Reproduce the records below exactly as given.
--- START OF Source records ---
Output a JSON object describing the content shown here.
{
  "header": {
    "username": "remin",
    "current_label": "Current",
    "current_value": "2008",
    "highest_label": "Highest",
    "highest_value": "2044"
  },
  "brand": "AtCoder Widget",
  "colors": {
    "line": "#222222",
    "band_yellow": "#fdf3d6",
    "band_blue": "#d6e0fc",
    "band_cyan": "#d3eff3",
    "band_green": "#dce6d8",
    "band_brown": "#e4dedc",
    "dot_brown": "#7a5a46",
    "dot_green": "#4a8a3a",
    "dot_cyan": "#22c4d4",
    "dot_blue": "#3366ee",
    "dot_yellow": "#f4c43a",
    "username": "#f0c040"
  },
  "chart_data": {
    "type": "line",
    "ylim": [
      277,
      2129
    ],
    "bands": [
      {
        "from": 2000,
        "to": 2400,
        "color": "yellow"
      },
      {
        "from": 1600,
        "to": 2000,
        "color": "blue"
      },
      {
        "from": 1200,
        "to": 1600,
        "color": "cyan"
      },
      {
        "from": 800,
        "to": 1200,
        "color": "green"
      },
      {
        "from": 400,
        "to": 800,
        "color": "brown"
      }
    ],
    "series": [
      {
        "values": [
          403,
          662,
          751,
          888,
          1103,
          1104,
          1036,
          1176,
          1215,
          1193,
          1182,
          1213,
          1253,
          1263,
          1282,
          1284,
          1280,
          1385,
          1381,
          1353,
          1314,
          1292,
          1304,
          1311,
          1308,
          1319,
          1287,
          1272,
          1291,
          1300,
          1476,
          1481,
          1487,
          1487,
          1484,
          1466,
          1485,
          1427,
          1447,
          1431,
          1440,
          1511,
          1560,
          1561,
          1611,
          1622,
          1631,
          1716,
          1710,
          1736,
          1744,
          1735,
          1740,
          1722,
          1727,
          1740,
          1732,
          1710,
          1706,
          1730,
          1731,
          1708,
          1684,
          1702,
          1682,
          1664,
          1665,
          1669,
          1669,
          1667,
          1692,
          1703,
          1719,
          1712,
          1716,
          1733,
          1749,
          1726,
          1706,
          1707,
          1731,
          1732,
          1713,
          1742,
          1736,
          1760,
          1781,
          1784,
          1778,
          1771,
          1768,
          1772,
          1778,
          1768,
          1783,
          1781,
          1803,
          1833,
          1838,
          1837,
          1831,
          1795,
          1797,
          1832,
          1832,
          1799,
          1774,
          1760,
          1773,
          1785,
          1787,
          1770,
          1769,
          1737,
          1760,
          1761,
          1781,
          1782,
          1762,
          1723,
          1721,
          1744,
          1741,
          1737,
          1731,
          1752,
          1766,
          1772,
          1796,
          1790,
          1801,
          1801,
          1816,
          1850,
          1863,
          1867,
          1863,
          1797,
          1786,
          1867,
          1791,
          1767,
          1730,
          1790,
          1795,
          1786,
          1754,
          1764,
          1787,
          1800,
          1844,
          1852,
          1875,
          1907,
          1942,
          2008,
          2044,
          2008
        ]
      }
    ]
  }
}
--- END OF Source records ---
Solved exercise:
Output a JSON object describing the content shown here.
{
  "header": {
    "username": "remin",
    "current_label": "Current",
    "current_value": "2008",
    "highest_label": "Highest",
    "highest_value": "2044"
  },
  "brand": "AtCoder Widget",
  "colors": {
    "line": "#222222",
    "band_yellow": "#fdf3d6",
    "band_blue": "#d6e0fc",
    "band_cyan": "#d3eff3",
    "band_green": "#dce6d8",
    "band_brown": "#e4dedc",
    "dot_brown": "#7a5a46",
    "dot_green": "#4a8a3a",
    "dot_cyan": "#22c4d4",
    "dot_blue": "#3366ee",
    "dot_yellow": "#f4c43a",
    "username": "#f0c040"
  },
  "chart_data": {
    "type": "line",
    "ylim": [
      277,
      2129
    ],
    "bands": [
      {
        "from": 2000,
        "to": 2400,
        "color": "yellow"
      },
      {
        "from": 1600,
        "to": 2000,
        "color": "blue"
      },
      {
        "from": 1200,
        "to": 1600,
        "color": "cyan"
      },
      {
        "from": 800,
        "to": 1200,
        "color": "green"
      },
      {
        "from": 400,
        "to": 800,
        "color": "brown"
      }
    ],
    "series": [
      {
        "values": [
          403,
          662,
          751,
          888,
          1103,
          1104,
          1036,
          1176,
          1215,
          1193,
          1182,
          1213,
          1253,
          1263,
          1282,
          1284,
          1280,
          1385,
          1381,
          1353,
          1314,
          1292,
          1304,
          1311,
          1308,
          1319,
          1287,
          1272,
          1291,
          1300,
          1476,
          1481,
          1487,
          1487,
          1484,
          1466,
          1485,
          1427,
          1447,
          1431,
          1440,
          1511,
          1560,
          1561,
          1611,
          1622,
          1631,
          1716,
          1710,
          1736,
          1744,
          1735,
          1740,
          1722,
          1727,
          1740,
          1732,
          1710,
          1706,
          1730,
          1731,
          1708,
          1684,
          1702,
          1682,
          1664,
          1665,
          1669,
          1669,
          1667,
          1692,
          1703,
          1719,
          1712,
          1716,
          1733,
          1749,
          1726,
          1706,
          1707,
          1731,
          1732,
          1713,
          1742,
          1736,
          1760,
          1781,
          1784,
          1778,
          1771,
          1768,
          1772,
          1778,
          1768,
          1783,
          1781,
          1803,
          1833,
          1838,
          1837,
          1831,
          1795,
          1797,
          1832,
          1832,
          1799,
          1774,
          1760,
          1773,
          1785,
          1787,
          1770,
          1769,
          1737,
          1760,
          1761,
          1781,
          1782,
          1762,
          1723,
          1721,
          1744,
          1741,
          1737,
          1731,
          1752,
          1766,
          1772,
          1796,
          1790,
          1801,
          1801,
          1816,
          1850,
          1863,
          1867,
          1863,
          1797,
          1786,
          1867,
          1791,
          1767,
          1730,
          1790,
          1795,
          1786,
          1754,
          1764,
          1787,
          1800,
          1844,
          1852,
          1875,
          1907,
          1942,
          2008,
          2044,
          2008
        ]
      }
    ]
  }
}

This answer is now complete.